Are you able to retype all the records below exactly?

◇ ◇ ◇ ◇ ◇

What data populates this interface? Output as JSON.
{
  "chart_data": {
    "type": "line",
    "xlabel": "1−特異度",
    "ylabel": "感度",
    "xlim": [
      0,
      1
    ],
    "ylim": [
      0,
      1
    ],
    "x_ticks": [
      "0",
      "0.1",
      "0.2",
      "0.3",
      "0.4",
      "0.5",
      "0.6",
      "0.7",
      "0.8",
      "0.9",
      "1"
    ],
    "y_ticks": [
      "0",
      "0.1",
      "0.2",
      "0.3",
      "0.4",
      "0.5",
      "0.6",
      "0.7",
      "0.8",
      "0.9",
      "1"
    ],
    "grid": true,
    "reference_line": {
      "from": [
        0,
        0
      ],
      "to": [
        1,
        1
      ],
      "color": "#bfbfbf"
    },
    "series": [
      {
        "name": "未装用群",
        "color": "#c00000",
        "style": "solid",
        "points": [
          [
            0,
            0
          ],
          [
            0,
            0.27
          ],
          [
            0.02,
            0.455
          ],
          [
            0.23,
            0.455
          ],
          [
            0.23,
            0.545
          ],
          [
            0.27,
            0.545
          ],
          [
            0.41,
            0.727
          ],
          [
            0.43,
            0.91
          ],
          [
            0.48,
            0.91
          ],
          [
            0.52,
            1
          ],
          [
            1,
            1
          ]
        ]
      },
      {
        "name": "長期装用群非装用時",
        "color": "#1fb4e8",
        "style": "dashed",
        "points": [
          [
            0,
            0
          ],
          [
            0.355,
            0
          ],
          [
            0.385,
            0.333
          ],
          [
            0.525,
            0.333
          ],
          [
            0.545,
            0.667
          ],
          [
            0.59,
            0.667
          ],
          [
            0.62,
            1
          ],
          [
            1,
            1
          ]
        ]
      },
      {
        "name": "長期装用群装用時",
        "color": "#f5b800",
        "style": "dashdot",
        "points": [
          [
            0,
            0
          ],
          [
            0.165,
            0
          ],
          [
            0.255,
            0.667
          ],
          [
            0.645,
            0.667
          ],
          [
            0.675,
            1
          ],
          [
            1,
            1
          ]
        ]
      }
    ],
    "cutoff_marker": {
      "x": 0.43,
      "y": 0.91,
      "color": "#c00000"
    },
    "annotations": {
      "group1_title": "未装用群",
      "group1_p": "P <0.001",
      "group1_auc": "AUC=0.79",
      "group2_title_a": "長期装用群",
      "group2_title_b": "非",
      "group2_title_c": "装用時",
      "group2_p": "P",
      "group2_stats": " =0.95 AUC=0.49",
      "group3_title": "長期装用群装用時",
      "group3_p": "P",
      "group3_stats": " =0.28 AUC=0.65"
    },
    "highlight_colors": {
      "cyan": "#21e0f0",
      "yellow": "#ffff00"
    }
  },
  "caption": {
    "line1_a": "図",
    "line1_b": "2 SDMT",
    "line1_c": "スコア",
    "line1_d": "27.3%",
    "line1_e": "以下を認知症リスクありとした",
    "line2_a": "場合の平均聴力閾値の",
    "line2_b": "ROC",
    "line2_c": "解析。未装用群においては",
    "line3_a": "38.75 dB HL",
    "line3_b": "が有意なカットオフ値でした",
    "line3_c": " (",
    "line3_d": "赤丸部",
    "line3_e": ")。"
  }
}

◇ ◇ ◇ ◇ ◇

### FINISHED TASK
What data populates this interface? Output as JSON.
{
  "chart_data": {
    "type": "line",
    "xlabel": "1−特異度",
    "ylabel": "感度",
    "xlim": [
      0,
      1
    ],
    "ylim": [
      0,
      1
    ],
    "x_ticks": [
      "0",
      "0.1",
      "0.2",
      "0.3",
      "0.4",
      "0.5",
      "0.6",
      "0.7",
      "0.8",
      "0.9",
      "1"
    ],
    "y_ticks": [
      "0",
      "0.1",
      "0.2",
      "0.3",
      "0.4",
      "0.5",
      "0.6",
      "0.7",
      "0.8",
      "0.9",
      "1"
    ],
    "grid": true,
    "reference_line": {
      "from": [
        0,
        0
      ],
      "to": [
        1,
        1
      ],
      "color": "#bfbfbf"
    },
    "series": [
      {
        "name": "未装用群",
        "color": "#c00000",
        "style": "solid",
        "points": [
          [
            0,
            0
          ],
          [
            0,
            0.27
          ],
          [
            0.02,
            0.455
          ],
          [
            0.23,
            0.455
          ],
          [
            0.23,
            0.545
          ],
          [
            0.27,
            0.545
          ],
          [
            0.41,
            0.727
          ],
          [
            0.43,
            0.91
          ],
          [
            0.48,
            0.91
          ],
          [
            0.52,
            1
          ],
          [
            1,
            1
          ]
        ]
      },
      {
        "name": "長期装用群非装用時",
        "color": "#1fb4e8",
        "style": "dashed",
        "points": [
          [
            0,
            0
          ],
          [
            0.355,
            0
          ],
          [
            0.385,
            0.333
          ],
          [
            0.525,
            0.333
          ],
          [
            0.545,
            0.667
          ],
          [
            0.59,
            0.667
          ],
          [
            0.62,
            1
          ],
          [
            1,
            1
          ]
        ]
      },
      {
        "name": "長期装用群装用時",
        "color": "#f5b800",
        "style": "dashdot",
        "points": [
          [
            0,
            0
          ],
          [
            0.165,
            0
          ],
          [
            0.255,
            0.667
          ],
          [
            0.645,
            0.667
          ],
          [
            0.675,
            1
          ],
          [
            1,
            1
          ]
        ]
      }
    ],
    "cutoff_marker": {
      "x": 0.43,
      "y": 0.91,
      "color": "#c00000"
    },
    "annotations": {
      "group1_title": "未装用群",
      "group1_p": "P <0.001",
      "group1_auc": "AUC=0.79",
      "group2_title_a": "長期装用群",
      "group2_title_b": "非",
      "group2_title_c": "装用時",
      "group2_p": "P",
      "group2_stats": " =0.95 AUC=0.49",
      "group3_title": "長期装用群装用時",
      "group3_p": "P",
      "group3_stats": " =0.28 AUC=0.65"
    },
    "highlight_colors": {
      "cyan": "#21e0f0",
      "yellow": "#ffff00"
    }
  },
  "caption": {
    "line1_a": "図",
    "line1_b": "2 SDMT",
    "line1_c": "スコア",
    "line1_d": "27.3%",
    "line1_e": "以下を認知症リスクありとした",
    "line2_a": "場合の平均聴力閾値の",
    "line2_b": "ROC",
    "line2_c": "解析。未装用群においては",
    "line3_a": "38.75 dB HL",
    "line3_b": "が有意なカットオフ値でした",
    "line3_c": " (",
    "line3_d": "赤丸部",
    "line3_e": ")。"
  }
}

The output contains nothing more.